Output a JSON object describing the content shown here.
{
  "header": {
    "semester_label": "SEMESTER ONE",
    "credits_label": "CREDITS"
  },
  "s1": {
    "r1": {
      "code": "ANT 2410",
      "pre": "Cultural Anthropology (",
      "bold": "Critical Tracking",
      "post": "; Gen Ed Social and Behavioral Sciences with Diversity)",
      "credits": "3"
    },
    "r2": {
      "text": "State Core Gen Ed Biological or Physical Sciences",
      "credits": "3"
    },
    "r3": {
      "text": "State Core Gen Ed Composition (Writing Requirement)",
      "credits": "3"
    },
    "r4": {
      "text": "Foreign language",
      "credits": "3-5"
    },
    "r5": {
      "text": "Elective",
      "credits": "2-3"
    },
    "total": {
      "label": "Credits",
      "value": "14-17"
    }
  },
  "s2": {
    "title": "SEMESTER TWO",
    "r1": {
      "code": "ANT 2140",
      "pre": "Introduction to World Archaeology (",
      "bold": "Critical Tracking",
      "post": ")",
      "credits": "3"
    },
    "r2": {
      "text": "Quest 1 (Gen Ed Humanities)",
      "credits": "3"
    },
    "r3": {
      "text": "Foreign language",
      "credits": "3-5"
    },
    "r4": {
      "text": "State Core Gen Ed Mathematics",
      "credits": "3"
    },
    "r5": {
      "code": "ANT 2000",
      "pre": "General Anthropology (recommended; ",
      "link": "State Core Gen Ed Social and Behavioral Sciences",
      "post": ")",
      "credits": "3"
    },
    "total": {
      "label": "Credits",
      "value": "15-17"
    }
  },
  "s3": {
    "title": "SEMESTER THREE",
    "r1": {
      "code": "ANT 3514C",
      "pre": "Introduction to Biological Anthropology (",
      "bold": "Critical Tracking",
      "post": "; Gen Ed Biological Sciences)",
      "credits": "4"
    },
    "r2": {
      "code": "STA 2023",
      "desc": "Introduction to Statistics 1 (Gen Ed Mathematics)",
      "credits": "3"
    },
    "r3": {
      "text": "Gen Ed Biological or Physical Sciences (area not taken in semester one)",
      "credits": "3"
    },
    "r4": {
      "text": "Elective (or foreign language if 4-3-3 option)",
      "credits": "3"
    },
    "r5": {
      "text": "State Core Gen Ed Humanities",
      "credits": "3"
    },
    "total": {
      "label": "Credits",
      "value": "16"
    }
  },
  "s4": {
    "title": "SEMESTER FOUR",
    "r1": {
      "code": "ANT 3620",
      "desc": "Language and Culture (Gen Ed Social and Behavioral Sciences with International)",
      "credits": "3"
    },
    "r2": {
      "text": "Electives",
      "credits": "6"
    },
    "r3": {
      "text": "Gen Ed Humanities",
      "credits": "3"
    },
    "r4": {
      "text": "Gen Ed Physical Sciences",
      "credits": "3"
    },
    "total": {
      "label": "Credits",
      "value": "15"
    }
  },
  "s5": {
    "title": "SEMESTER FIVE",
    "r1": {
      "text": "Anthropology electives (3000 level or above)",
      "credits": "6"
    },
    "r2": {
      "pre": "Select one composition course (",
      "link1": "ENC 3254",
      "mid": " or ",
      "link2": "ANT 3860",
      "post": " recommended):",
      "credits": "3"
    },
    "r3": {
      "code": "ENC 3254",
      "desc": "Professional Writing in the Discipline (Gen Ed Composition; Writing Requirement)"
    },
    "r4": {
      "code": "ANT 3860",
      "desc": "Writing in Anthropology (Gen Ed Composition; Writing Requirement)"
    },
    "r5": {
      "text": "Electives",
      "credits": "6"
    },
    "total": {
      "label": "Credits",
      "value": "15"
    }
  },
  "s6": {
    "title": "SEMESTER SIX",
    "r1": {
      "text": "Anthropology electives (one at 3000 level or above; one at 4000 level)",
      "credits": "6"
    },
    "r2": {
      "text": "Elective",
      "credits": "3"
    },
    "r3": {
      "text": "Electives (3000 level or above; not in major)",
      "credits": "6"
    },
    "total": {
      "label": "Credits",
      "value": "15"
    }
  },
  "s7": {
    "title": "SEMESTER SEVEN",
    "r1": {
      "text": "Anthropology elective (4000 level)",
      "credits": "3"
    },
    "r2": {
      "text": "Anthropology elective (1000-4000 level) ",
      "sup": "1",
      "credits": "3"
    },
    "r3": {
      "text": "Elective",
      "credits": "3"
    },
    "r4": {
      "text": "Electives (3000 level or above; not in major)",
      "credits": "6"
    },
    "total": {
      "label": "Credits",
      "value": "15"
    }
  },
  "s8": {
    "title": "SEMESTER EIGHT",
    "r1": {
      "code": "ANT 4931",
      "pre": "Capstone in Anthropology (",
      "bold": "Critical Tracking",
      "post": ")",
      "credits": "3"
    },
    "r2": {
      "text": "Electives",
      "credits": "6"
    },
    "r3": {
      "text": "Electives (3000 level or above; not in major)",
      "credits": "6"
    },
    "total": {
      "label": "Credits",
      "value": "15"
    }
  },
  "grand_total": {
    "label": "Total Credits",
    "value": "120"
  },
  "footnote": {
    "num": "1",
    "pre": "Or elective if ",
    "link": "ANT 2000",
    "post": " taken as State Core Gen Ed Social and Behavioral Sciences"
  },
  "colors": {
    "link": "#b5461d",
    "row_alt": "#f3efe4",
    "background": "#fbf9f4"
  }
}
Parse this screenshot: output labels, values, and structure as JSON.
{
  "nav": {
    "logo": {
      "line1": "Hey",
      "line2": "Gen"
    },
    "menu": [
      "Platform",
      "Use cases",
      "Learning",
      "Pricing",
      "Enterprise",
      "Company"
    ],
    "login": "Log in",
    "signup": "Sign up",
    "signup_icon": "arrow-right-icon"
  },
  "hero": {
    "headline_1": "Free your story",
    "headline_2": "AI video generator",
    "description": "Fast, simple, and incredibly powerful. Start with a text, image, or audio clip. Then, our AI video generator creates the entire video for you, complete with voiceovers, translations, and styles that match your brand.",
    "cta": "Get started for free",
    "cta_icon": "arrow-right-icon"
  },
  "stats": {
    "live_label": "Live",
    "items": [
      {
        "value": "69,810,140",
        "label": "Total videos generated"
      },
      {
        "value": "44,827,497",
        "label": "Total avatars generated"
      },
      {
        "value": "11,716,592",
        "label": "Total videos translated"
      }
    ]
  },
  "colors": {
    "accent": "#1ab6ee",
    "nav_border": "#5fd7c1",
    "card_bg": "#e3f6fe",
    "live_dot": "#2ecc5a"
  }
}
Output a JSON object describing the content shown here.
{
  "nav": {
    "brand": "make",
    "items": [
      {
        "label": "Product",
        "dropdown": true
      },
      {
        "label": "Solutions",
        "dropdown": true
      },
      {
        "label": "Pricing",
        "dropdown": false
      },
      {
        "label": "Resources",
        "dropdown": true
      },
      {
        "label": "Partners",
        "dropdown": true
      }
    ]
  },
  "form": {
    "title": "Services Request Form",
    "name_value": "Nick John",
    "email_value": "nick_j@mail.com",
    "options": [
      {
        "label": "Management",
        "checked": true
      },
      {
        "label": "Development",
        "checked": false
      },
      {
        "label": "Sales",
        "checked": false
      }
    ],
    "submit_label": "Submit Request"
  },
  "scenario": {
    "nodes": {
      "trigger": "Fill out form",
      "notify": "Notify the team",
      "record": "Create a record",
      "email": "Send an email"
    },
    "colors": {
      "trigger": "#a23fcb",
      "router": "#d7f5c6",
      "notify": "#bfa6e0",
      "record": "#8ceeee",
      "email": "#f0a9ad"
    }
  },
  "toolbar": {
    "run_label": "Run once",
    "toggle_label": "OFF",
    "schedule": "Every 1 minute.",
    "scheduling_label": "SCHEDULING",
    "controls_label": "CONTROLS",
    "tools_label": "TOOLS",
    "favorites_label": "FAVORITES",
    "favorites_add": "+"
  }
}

## Brief
Each line of the listing should be echoed back exactly.

## The response
Output a JSON object describing the content shown here.
{
  "header": {
    "semester_label": "SEMESTER ONE",
    "credits_label": "CREDITS"
  },
  "s1": {
    "r1": {
      "code": "ANT 2410",
      "pre": "Cultural Anthropology (",
      "bold": "Critical Tracking",
      "post": "; Gen Ed Social and Behavioral Sciences with Diversity)",
      "credits": "3"
    },
    "r2": {
      "text": "State Core Gen Ed Biological or Physical Sciences",
      "credits": "3"
    },
    "r3": {
      "text": "State Core Gen Ed Composition (Writing Requirement)",
      "credits": "3"
    },
    "r4": {
      "text": "Foreign language",
      "credits": "3-5"
    },
    "r5": {
      "text": "Elective",
      "credits": "2-3"
    },
    "total": {
      "label": "Credits",
      "value": "14-17"
    }
  },
  "s2": {
    "title": "SEMESTER TWO",
    "r1": {
      "code": "ANT 2140",
      "pre": "Introduction to World Archaeology (",
      "bold": "Critical Tracking",
      "post": ")",
      "credits": "3"
    },
    "r2": {
      "text": "Quest 1 (Gen Ed Humanities)",
      "credits": "3"
    },
    "r3": {
      "text": "Foreign language",
      "credits": "3-5"
    },
    "r4": {
      "text": "State Core Gen Ed Mathematics",
      "credits": "3"
    },
    "r5": {
      "code": "ANT 2000",
      "pre": "General Anthropology (recommended; ",
      "link": "State Core Gen Ed Social and Behavioral Sciences",
      "post": ")",
      "credits": "3"
    },
    "total": {
      "label": "Credits",
      "value": "15-17"
    }
  },
  "s3": {
    "title": "SEMESTER THREE",
    "r1": {
      "code": "ANT 3514C",
      "pre": "Introduction to Biological Anthropology (",
      "bold": "Critical Tracking",
      "post": "; Gen Ed Biological Sciences)",
      "credits": "4"
    },
    "r2": {
      "code": "STA 2023",
      "desc": "Introduction to Statistics 1 (Gen Ed Mathematics)",
      "credits": "3"
    },
    "r3": {
      "text": "Gen Ed Biological or Physical Sciences (area not taken in semester one)",
      "credits": "3"
    },
    "r4": {
      "text": "Elective (or foreign language if 4-3-3 option)",
      "credits": "3"
    },
    "r5": {
      "text": "State Core Gen Ed Humanities",
      "credits": "3"
    },
    "total": {
      "label": "Credits",
      "value": "16"
    }
  },
  "s4": {
    "title": "SEMESTER FOUR",
    "r1": {
      "code": "ANT 3620",
      "desc": "Language and Culture (Gen Ed Social and Behavioral Sciences with International)",
      "credits": "3"
    },
    "r2": {
      "text": "Electives",
      "credits": "6"
    },
    "r3": {
      "text": "Gen Ed Humanities",
      "credits": "3"
    },
    "r4": {
      "text": "Gen Ed Physical Sciences",
      "credits": "3"
    },
    "total": {
      "label": "Credits",
      "value": "15"
    }
  },
  "s5": {
    "title": "SEMESTER FIVE",
    "r1": {
      "text": "Anthropology electives (3000 level or above)",
      "credits": "6"
    },
    "r2": {
      "pre": "Select one composition course (",
      "link1": "ENC 3254",
      "mid": " or ",
      "link2": "ANT 3860",
      "post": " recommended):",
      "credits": "3"
    },
    "r3": {
      "code": "ENC 3254",
      "desc": "Professional Writing in the Discipline (Gen Ed Composition; Writing Requirement)"
    },
    "r4": {
      "code": "ANT 3860",
      "desc": "Writing in Anthropology (Gen Ed Composition; Writing Requirement)"
    },
    "r5": {
      "text": "Electives",
      "credits": "6"
    },
    "total": {
      "label": "Credits",
      "value": "15"
    }
  },
  "s6": {
    "title": "SEMESTER SIX",
    "r1": {
      "text": "Anthropology electives (one at 3000 level or above; one at 4000 level)",
      "credits": "6"
    },
    "r2": {
      "text": "Elective",
      "credits": "3"
    },
    "r3": {
      "text": "Electives (3000 level or above; not in major)",
      "credits": "6"
    },
    "total": {
      "label": "Credits",
      "value": "15"
    }
  },
  "s7": {
    "title": "SEMESTER SEVEN",
    "r1": {
      "text": "Anthropology elective (4000 level)",
      "credits": "3"
    },
    "r2": {
      "text": "Anthropology elective (1000-4000 level) ",
      "sup": "1",
      "credits": "3"
    },
    "r3": {
      "text": "Elective",
      "credits": "3"
    },
    "r4": {
      "text": "Electives (3000 level or above; not in major)",
      "credits": "6"
    },
    "total": {
      "label": "Credits",
      "value": "15"
    }
  },
  "s8": {
    "title": "SEMESTER EIGHT",
    "r1": {
      "code": "ANT 4931",
      "pre": "Capstone in Anthropology (",
      "bold": "Critical Tracking",
      "post": ")",
      "credits": "3"
    },
    "r2": {
      "text": "Electives",
      "credits": "6"
    },
    "r3": {
      "text": "Electives (3000 level or above; not in major)",
      "credits": "6"
    },
    "total": {
      "label": "Credits",
      "value": "15"
    }
  },
  "grand_total": {
    "label": "Total Credits",
    "value": "120"
  },
  "footnote": {
    "num": "1",
    "pre": "Or elective if ",
    "link": "ANT 2000",
    "post": " taken as State Core Gen Ed Social and Behavioral Sciences"
  },
  "colors": {
    "link": "#b5461d",
    "row_alt": "#f3efe4",
    "background": "#fbf9f4"
  }
}
Parse this screenshot: output labels, values, and structure as JSON.
{
  "nav": {
    "logo": {
      "line1": "Hey",
      "line2": "Gen"
    },
    "menu": [
      "Platform",
      "Use cases",
      "Learning",
      "Pricing",
      "Enterprise",
      "Company"
    ],
    "login": "Log in",
    "signup": "Sign up",
    "signup_icon": "arrow-right-icon"
  },
  "hero": {
    "headline_1": "Free your story",
    "headline_2": "AI video generator",
    "description": "Fast, simple, and incredibly powerful. Start with a text, image, or audio clip. Then, our AI video generator creates the entire video for you, complete with voiceovers, translations, and styles that match your brand.",
    "cta": "Get started for free",
    "cta_icon": "arrow-right-icon"
  },
  "stats": {
    "live_label": "Live",
    "items": [
      {
        "value": "69,810,140",
        "label": "Total videos generated"
      },
      {
        "value": "44,827,497",
        "label": "Total avatars generated"
      },
      {
        "value": "11,716,592",
        "label": "Total videos translated"
      }
    ]
  },
  "colors": {
    "accent": "#1ab6ee",
    "nav_border": "#5fd7c1",
    "card_bg": "#e3f6fe",
    "live_dot": "#2ecc5a"
  }
}
Output a JSON object describing the content shown here.
{
  "nav": {
    "brand": "make",
    "items": [
      {
        "label": "Product",
        "dropdown": true
      },
      {
        "label": "Solutions",
        "dropdown": true
      },
      {
        "label": "Pricing",
        "dropdown": false
      },
      {
        "label": "Resources",
        "dropdown": true
      },
      {
        "label": "Partners",
        "dropdown": true
      }
    ]
  },
  "form": {
    "title": "Services Request Form",
    "name_value": "Nick John",
    "email_value": "nick_j@mail.com",
    "options": [
      {
        "label": "Management",
        "checked": true
      },
      {
        "label": "Development",
        "checked": false
      },
      {
        "label": "Sales",
        "checked": false
      }
    ],
    "submit_label": "Submit Request"
  },
  "scenario": {
    "nodes": {
      "trigger": "Fill out form",
      "notify": "Notify the team",
      "record": "Create a record",
      "email": "Send an email"
    },
    "colors": {
      "trigger": "#a23fcb",
      "router": "#d7f5c6",
      "notify": "#bfa6e0",
      "record": "#8ceeee",
      "email": "#f0a9ad"
    }
  },
  "toolbar": {
    "run_label": "Run once",
    "toggle_label": "OFF",
    "schedule": "Every 1 minute.",
    "scheduling_label": "SCHEDULING",
    "controls_label": "CONTROLS",
    "tools_label": "TOOLS",
    "favorites_label": "FAVORITES",
    "favorites_add": "+"
  }
}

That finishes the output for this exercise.